Stated goal — Report how many lines below contain the word "Διάγραμμα". Give only the number.
═══ Data shown
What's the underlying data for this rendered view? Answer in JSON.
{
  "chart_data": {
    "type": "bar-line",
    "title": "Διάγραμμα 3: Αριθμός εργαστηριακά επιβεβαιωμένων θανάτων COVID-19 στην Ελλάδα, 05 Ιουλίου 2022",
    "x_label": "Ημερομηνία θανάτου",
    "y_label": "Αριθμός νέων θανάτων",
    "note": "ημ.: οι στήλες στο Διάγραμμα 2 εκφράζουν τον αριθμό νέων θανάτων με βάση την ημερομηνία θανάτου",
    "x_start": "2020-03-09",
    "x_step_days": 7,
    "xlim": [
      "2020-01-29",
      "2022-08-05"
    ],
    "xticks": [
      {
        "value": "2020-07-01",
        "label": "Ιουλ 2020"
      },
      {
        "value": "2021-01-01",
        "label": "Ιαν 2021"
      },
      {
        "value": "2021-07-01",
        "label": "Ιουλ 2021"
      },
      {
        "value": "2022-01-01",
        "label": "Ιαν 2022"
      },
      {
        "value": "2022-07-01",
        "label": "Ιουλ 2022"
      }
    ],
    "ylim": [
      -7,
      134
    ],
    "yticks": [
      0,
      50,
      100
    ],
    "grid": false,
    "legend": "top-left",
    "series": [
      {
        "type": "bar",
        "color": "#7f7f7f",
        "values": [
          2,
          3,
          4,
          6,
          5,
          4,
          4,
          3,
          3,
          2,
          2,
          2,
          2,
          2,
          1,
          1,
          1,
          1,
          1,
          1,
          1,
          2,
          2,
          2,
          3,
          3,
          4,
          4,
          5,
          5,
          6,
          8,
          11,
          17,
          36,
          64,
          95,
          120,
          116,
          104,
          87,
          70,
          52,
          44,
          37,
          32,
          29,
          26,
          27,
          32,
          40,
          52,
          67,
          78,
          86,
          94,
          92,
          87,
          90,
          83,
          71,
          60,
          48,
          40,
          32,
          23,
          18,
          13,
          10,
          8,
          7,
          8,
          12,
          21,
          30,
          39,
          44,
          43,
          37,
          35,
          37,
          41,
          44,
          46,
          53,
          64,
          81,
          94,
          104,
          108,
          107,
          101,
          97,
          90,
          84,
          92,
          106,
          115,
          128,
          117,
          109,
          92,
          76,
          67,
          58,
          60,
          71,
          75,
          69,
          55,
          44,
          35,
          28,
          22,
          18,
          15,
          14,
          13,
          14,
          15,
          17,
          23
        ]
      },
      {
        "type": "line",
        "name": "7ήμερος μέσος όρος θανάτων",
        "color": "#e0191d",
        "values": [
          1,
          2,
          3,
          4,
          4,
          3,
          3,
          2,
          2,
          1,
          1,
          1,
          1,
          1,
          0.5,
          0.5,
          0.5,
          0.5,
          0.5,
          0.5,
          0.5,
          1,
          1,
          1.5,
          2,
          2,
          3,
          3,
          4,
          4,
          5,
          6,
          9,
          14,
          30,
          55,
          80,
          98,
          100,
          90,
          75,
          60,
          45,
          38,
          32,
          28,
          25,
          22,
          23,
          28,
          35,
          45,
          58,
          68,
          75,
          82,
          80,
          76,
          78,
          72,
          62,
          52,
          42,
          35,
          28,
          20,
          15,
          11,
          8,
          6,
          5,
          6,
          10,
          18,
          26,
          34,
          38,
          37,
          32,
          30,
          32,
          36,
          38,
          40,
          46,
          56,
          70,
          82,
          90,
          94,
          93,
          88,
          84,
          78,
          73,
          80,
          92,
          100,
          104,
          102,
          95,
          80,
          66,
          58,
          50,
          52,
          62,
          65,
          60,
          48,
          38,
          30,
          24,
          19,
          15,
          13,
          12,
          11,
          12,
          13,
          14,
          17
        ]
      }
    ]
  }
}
══════
═══ Data shown
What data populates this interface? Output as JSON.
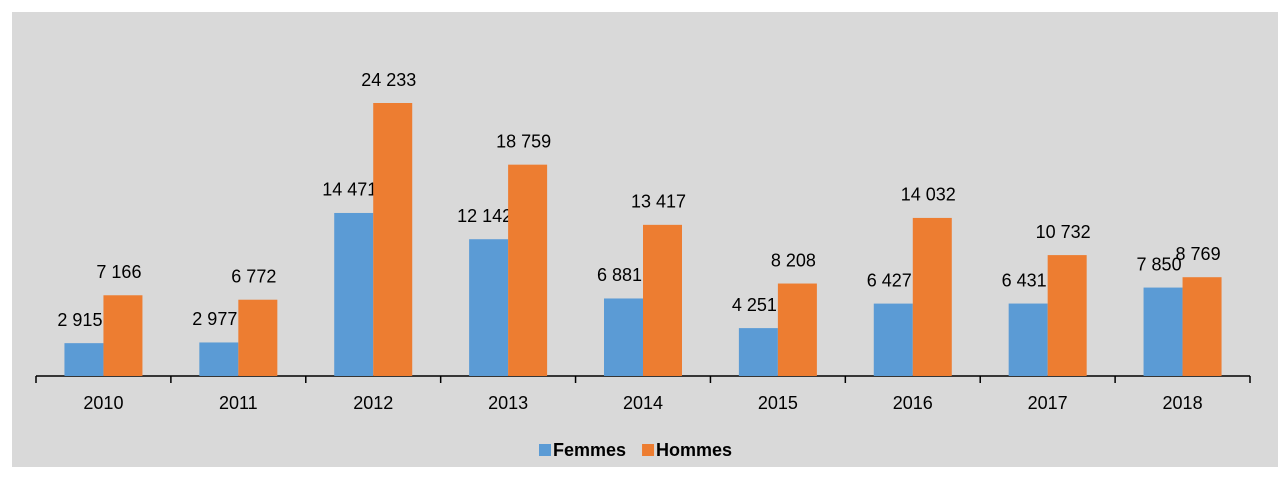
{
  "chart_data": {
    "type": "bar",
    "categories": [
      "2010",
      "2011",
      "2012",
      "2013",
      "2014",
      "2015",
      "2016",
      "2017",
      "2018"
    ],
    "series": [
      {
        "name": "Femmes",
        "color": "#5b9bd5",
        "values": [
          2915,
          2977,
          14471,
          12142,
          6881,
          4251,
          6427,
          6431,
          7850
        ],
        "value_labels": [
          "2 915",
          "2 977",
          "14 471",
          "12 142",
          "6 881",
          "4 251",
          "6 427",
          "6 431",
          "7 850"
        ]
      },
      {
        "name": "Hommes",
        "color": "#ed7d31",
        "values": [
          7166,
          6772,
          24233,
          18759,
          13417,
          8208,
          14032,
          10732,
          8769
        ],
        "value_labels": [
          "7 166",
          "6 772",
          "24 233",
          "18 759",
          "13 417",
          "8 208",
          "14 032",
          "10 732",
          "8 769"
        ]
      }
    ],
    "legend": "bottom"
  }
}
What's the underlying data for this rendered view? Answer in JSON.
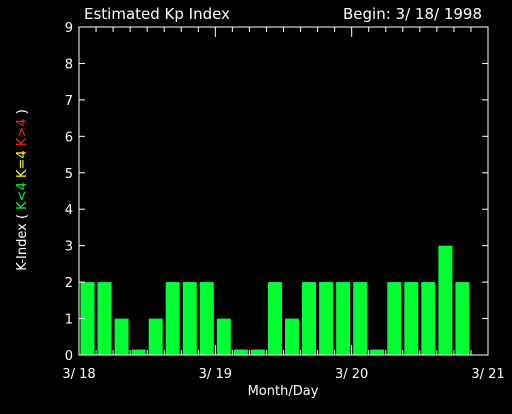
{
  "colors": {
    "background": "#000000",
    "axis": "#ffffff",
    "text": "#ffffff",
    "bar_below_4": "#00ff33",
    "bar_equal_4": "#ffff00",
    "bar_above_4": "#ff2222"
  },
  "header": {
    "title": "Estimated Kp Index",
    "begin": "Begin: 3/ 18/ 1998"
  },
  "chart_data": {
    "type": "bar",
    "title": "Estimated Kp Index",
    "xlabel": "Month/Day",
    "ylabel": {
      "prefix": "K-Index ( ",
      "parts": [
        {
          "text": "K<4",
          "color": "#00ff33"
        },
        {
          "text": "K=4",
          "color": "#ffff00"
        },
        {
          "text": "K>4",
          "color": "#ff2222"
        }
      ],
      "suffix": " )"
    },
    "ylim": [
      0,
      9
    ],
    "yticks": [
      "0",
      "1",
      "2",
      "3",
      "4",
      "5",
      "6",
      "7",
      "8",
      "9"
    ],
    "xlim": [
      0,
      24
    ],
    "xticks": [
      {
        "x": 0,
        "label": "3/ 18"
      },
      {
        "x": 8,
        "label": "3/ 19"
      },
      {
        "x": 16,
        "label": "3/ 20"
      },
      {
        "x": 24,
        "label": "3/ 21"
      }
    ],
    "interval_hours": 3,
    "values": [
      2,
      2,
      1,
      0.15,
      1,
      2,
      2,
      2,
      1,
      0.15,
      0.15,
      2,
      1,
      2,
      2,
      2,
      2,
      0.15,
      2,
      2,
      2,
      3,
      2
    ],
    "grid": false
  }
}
══════
═══ Data shown
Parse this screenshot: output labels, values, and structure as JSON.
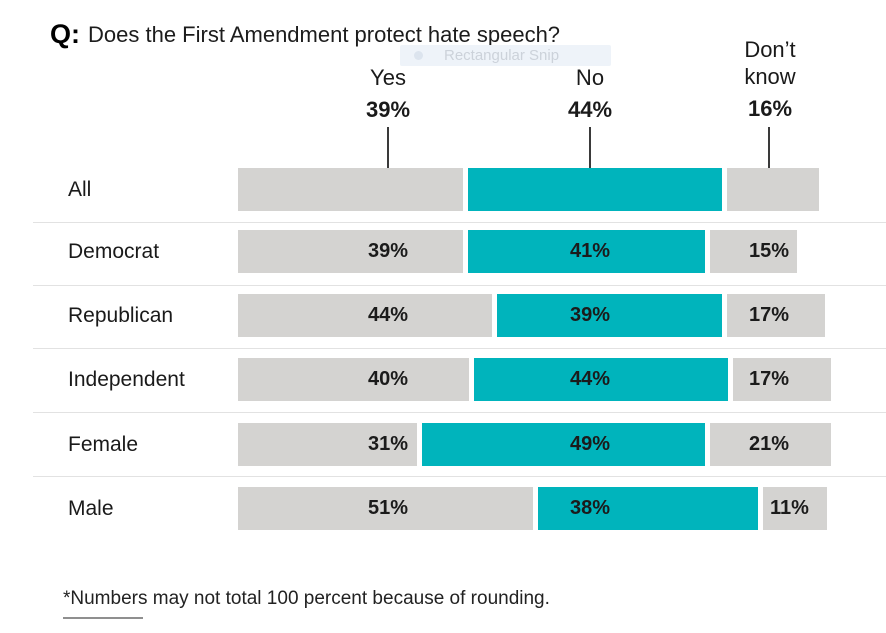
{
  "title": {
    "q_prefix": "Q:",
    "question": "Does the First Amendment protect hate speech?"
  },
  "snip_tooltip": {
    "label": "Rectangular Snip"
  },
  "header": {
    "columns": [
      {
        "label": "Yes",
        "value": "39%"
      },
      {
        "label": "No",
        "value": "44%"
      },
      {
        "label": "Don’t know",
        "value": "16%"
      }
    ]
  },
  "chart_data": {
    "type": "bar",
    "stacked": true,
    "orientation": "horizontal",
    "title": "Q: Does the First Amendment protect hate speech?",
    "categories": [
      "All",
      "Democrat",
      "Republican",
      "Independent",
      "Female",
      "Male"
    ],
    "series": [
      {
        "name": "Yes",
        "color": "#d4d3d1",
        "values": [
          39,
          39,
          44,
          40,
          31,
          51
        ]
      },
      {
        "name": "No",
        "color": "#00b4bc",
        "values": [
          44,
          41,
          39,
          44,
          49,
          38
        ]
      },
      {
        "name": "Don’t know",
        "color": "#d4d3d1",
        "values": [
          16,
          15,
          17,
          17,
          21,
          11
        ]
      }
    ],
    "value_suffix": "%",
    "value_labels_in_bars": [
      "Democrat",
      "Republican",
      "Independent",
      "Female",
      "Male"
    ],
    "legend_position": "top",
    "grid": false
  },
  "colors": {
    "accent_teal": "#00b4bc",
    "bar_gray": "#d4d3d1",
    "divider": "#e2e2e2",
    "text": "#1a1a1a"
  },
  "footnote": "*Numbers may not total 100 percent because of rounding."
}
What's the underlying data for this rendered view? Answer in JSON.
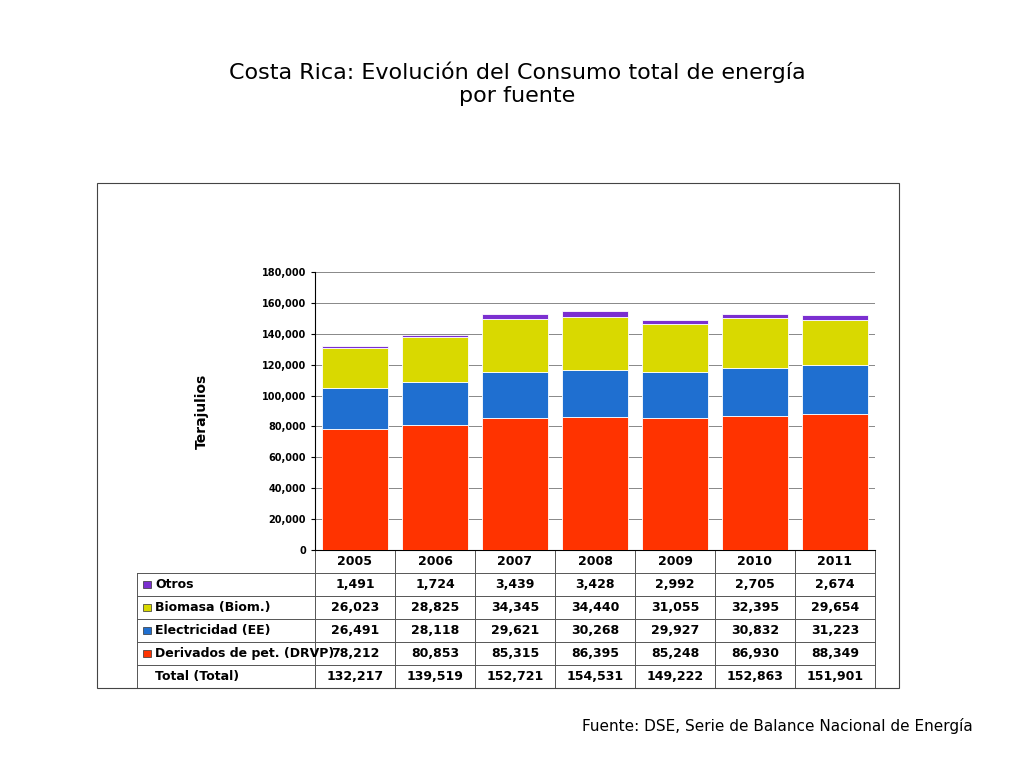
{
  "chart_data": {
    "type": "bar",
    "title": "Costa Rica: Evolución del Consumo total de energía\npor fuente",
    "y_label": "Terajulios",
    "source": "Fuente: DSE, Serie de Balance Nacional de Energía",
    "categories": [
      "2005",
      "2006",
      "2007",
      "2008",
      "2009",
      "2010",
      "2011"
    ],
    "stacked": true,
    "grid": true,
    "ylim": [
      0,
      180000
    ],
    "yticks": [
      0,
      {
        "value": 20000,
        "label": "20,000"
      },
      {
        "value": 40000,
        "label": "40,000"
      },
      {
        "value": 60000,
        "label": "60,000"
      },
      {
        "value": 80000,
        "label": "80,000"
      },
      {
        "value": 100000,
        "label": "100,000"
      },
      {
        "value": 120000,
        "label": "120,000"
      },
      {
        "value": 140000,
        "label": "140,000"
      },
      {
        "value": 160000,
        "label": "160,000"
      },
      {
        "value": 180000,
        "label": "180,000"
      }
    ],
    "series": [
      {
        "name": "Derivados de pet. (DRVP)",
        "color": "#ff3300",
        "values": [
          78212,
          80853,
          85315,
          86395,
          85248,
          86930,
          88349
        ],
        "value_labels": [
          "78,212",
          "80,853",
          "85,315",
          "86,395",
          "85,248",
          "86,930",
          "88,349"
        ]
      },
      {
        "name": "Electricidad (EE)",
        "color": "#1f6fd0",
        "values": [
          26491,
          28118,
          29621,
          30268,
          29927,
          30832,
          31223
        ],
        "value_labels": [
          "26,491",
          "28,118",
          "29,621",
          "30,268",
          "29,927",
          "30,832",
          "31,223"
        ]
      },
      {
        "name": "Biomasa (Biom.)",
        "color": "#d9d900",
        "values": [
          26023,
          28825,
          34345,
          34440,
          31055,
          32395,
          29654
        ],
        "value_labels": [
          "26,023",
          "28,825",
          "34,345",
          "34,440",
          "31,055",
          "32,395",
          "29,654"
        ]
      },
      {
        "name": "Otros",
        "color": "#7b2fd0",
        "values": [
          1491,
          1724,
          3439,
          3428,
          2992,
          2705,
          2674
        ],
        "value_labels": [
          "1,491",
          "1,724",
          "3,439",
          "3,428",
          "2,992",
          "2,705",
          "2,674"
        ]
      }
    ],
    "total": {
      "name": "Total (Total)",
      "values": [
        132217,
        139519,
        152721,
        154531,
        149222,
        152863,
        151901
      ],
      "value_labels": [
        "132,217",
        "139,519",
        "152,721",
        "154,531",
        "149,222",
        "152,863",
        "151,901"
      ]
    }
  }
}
══════
Complete response — 2